WRITTEN REQUEST:
Copy the items word for word, starting at the line that contains "Annotate this image: element" and ending at the line that contains "data-point-ncm-c [395,153,422,177]", with both of those lines included. Leave the pictures out of your copy.

PROVIDED RECORDS:
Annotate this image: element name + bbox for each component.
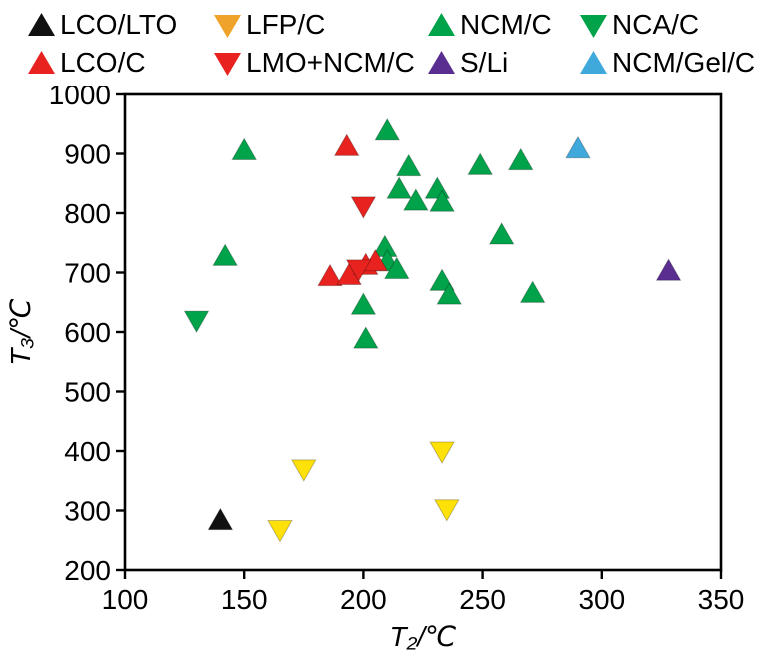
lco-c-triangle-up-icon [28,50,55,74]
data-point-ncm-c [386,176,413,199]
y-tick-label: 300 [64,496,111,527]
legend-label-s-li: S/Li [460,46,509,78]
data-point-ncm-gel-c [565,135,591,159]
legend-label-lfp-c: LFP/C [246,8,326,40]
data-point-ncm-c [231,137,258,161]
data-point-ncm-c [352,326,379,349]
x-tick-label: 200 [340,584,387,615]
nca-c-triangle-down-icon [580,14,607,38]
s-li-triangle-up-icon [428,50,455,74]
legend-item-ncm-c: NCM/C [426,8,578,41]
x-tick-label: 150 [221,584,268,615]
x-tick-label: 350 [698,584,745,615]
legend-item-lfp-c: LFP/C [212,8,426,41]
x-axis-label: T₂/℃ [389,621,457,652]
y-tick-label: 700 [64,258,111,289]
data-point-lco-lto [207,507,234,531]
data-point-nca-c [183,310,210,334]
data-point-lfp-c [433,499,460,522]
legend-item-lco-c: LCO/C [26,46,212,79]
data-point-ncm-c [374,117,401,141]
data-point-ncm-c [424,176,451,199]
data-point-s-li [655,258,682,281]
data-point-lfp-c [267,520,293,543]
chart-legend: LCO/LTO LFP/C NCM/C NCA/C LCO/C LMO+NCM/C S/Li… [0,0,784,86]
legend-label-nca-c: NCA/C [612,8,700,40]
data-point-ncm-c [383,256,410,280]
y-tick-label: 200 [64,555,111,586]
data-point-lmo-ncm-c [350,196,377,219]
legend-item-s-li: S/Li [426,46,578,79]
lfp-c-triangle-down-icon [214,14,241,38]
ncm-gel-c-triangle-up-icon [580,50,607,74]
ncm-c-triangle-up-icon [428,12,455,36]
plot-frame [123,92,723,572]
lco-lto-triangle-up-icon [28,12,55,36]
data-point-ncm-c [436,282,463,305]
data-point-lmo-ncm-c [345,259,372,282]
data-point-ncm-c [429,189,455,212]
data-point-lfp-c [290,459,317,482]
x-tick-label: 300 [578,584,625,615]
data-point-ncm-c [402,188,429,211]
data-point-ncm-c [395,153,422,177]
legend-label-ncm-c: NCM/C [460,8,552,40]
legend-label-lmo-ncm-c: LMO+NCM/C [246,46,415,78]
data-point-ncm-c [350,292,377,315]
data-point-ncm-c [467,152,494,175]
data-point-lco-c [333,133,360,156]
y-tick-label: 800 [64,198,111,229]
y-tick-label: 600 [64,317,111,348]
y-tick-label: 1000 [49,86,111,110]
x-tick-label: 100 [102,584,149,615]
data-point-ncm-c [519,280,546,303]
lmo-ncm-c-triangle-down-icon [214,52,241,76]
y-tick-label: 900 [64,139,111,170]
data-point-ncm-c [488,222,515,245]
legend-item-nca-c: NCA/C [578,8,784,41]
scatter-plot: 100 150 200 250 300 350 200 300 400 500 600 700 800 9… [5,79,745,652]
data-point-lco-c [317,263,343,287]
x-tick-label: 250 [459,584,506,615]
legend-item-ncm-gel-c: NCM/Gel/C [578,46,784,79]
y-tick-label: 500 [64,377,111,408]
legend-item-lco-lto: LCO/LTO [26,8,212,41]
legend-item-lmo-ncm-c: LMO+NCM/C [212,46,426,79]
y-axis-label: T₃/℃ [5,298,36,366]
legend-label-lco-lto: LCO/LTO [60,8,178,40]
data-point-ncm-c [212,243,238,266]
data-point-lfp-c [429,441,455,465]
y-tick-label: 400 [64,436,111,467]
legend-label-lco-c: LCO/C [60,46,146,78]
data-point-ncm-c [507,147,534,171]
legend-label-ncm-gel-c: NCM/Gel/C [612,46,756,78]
--
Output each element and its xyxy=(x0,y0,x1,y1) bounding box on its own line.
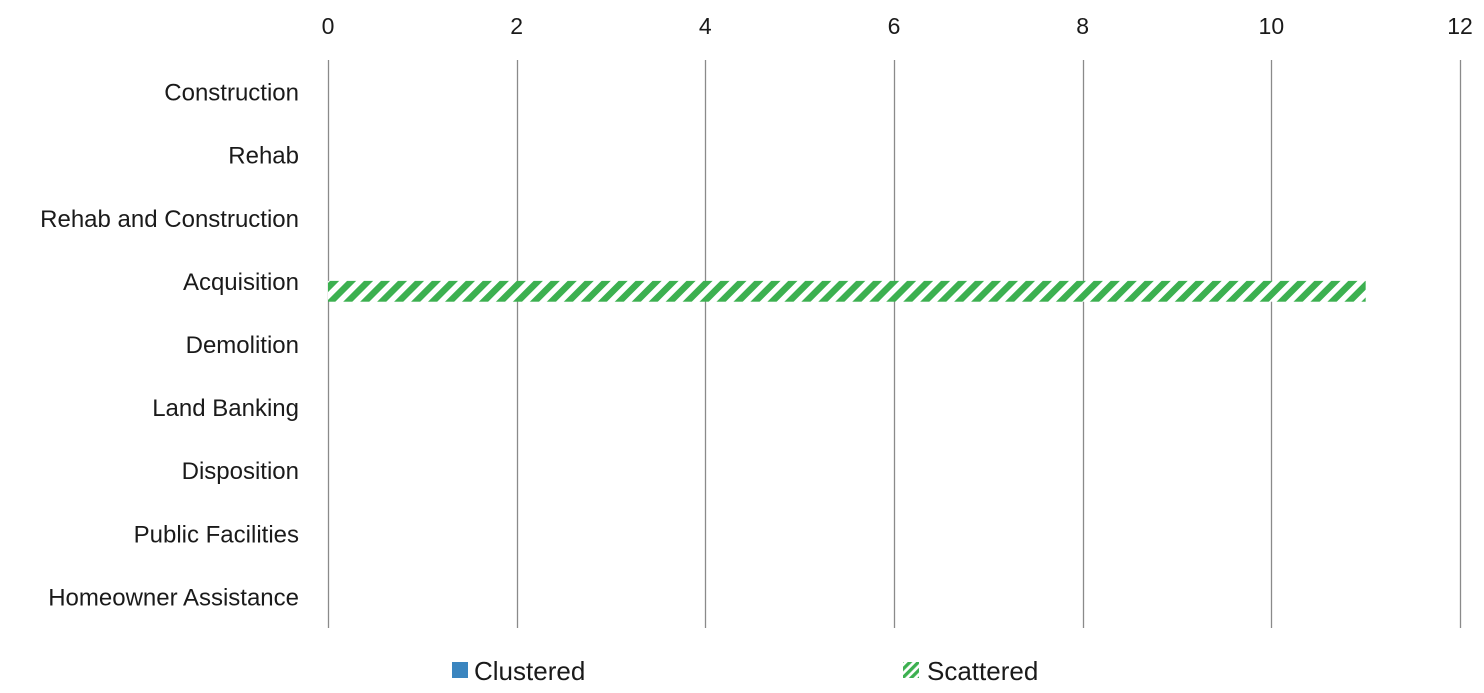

RESPONSE TO THE TASK:
Annotate this image: element name + bbox for each component.
lco-c-triangle-up-icon [28,50,55,74]
data-point-ncm-c [386,176,413,199]
y-tick-label: 300 [64,496,111,527]
legend-label-s-li: S/Li [460,46,509,78]
data-point-ncm-gel-c [565,135,591,159]
legend-label-lfp-c: LFP/C [246,8,326,40]
data-point-ncm-c [231,137,258,161]
data-point-ncm-c [352,326,379,349]
x-tick-label: 200 [340,584,387,615]
nca-c-triangle-down-icon [580,14,607,38]
s-li-triangle-up-icon [428,50,455,74]
legend-item-ncm-c: NCM/C [426,8,578,41]
x-tick-label: 150 [221,584,268,615]
x-tick-label: 350 [698,584,745,615]
legend-item-lfp-c: LFP/C [212,8,426,41]
x-axis-label: T₂/℃ [389,621,457,652]
y-tick-label: 700 [64,258,111,289]
data-point-lco-lto [207,507,234,531]
data-point-nca-c [183,310,210,334]
data-point-lfp-c [433,499,460,522]
legend-item-lco-c: LCO/C [26,46,212,79]
data-point-ncm-c [374,117,401,141]
data-point-ncm-c [424,176,451,199]
data-point-s-li [655,258,682,281]
data-point-lfp-c [267,520,293,543]
chart-legend: LCO/LTO LFP/C NCM/C NCA/C LCO/C LMO+NCM/C S/Li… [0,0,784,86]
legend-label-nca-c: NCA/C [612,8,700,40]
data-point-ncm-c [383,256,410,280]
y-tick-label: 200 [64,555,111,586]
data-point-lmo-ncm-c [350,196,377,219]
legend-item-s-li: S/Li [426,46,578,79]
lfp-c-triangle-down-icon [214,14,241,38]
ncm-gel-c-triangle-up-icon [580,50,607,74]
ncm-c-triangle-up-icon [428,12,455,36]
plot-frame [123,92,723,572]
lco-lto-triangle-up-icon [28,12,55,36]
data-point-ncm-c [436,282,463,305]
data-point-lmo-ncm-c [345,259,372,282]
data-point-ncm-c [429,189,455,212]
data-point-lfp-c [290,459,317,482]
x-tick-label: 300 [578,584,625,615]
data-point-ncm-c [402,188,429,211]
data-point-ncm-c [395,153,422,177]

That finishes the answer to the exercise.